[START OF Dataset rows]
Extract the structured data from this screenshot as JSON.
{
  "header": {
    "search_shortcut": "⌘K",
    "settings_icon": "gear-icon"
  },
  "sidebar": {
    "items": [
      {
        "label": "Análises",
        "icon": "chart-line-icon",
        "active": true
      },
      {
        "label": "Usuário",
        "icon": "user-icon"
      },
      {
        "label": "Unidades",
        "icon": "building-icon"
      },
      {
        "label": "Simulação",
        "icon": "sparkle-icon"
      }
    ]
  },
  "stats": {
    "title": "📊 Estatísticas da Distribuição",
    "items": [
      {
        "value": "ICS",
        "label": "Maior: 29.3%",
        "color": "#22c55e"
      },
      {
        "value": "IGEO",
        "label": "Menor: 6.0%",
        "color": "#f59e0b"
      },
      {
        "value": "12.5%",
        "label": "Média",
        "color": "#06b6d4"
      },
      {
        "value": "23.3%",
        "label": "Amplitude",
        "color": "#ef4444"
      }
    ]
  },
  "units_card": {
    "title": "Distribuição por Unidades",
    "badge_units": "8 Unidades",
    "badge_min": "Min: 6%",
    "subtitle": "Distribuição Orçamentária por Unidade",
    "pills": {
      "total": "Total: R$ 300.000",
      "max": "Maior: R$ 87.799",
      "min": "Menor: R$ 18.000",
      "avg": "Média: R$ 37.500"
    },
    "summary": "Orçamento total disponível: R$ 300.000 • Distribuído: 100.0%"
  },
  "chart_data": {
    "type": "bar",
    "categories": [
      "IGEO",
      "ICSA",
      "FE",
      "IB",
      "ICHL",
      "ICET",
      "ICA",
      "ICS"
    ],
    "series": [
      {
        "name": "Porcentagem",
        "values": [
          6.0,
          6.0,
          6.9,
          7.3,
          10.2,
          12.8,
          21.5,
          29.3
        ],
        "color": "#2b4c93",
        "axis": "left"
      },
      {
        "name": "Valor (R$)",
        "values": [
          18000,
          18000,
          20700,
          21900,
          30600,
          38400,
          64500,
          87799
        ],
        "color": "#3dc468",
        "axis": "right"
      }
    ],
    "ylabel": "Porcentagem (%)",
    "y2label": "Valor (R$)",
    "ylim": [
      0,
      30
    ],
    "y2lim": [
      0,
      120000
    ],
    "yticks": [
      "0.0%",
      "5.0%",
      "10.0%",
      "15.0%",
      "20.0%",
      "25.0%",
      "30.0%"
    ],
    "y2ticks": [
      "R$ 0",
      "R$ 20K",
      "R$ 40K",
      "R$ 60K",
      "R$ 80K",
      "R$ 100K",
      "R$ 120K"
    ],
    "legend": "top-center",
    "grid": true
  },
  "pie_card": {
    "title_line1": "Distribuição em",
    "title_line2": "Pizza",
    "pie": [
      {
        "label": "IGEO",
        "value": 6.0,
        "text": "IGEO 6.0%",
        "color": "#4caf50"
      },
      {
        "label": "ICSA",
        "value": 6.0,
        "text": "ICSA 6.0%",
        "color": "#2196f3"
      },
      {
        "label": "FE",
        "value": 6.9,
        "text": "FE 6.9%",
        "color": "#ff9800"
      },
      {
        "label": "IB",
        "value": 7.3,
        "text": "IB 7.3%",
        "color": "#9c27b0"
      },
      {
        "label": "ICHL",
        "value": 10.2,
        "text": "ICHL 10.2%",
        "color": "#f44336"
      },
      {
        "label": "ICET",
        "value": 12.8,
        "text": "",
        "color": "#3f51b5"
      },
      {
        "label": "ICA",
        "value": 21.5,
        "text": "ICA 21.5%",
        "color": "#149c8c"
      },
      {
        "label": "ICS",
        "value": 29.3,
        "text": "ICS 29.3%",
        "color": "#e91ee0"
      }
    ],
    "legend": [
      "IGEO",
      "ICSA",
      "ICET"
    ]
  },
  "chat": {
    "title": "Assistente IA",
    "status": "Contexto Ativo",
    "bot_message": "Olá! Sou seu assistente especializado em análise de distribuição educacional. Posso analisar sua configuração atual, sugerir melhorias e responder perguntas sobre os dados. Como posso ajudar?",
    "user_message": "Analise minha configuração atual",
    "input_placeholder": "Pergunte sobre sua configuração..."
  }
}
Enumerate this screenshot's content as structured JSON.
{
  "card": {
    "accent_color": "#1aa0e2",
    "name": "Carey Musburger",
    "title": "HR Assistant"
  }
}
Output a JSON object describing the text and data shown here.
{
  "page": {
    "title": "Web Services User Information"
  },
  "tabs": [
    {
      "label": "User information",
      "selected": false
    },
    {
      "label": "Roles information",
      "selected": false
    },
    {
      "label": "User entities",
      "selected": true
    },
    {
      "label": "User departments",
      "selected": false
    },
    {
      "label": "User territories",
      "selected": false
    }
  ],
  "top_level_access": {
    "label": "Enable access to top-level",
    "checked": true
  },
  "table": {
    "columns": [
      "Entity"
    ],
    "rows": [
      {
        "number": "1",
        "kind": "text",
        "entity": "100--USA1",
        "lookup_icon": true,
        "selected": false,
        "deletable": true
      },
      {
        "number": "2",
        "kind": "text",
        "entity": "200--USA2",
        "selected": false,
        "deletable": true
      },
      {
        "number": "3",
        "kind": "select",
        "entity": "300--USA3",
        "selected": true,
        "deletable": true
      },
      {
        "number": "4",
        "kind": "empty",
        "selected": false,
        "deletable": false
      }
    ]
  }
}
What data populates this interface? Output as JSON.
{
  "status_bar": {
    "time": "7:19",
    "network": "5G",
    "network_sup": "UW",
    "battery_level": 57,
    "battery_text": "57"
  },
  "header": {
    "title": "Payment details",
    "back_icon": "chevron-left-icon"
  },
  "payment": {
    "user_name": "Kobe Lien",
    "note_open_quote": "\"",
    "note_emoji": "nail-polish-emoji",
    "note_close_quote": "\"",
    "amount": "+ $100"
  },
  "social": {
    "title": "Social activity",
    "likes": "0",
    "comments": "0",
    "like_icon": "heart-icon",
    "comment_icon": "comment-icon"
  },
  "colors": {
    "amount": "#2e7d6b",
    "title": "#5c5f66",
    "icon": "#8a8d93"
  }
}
[END OF Dataset rows]
Locate "What data populates" in the material, then quote the line that contains it and all lines after it through the final one.

Exercise response
What data populates this interface? Output as JSON.
{
  "status_bar": {
    "time": "7:19",
    "network": "5G",
    "network_sup": "UW",
    "battery_level": 57,
    "battery_text": "57"
  },
  "header": {
    "title": "Payment details",
    "back_icon": "chevron-left-icon"
  },
  "payment": {
    "user_name": "Kobe Lien",
    "note_open_quote": "\"",
    "note_emoji": "nail-polish-emoji",
    "note_close_quote": "\"",
    "amount": "+ $100"
  },
  "social": {
    "title": "Social activity",
    "likes": "0",
    "comments": "0",
    "like_icon": "heart-icon",
    "comment_icon": "comment-icon"
  },
  "colors": {
    "amount": "#2e7d6b",
    "title": "#5c5f66",
    "icon": "#8a8d93"
  }
}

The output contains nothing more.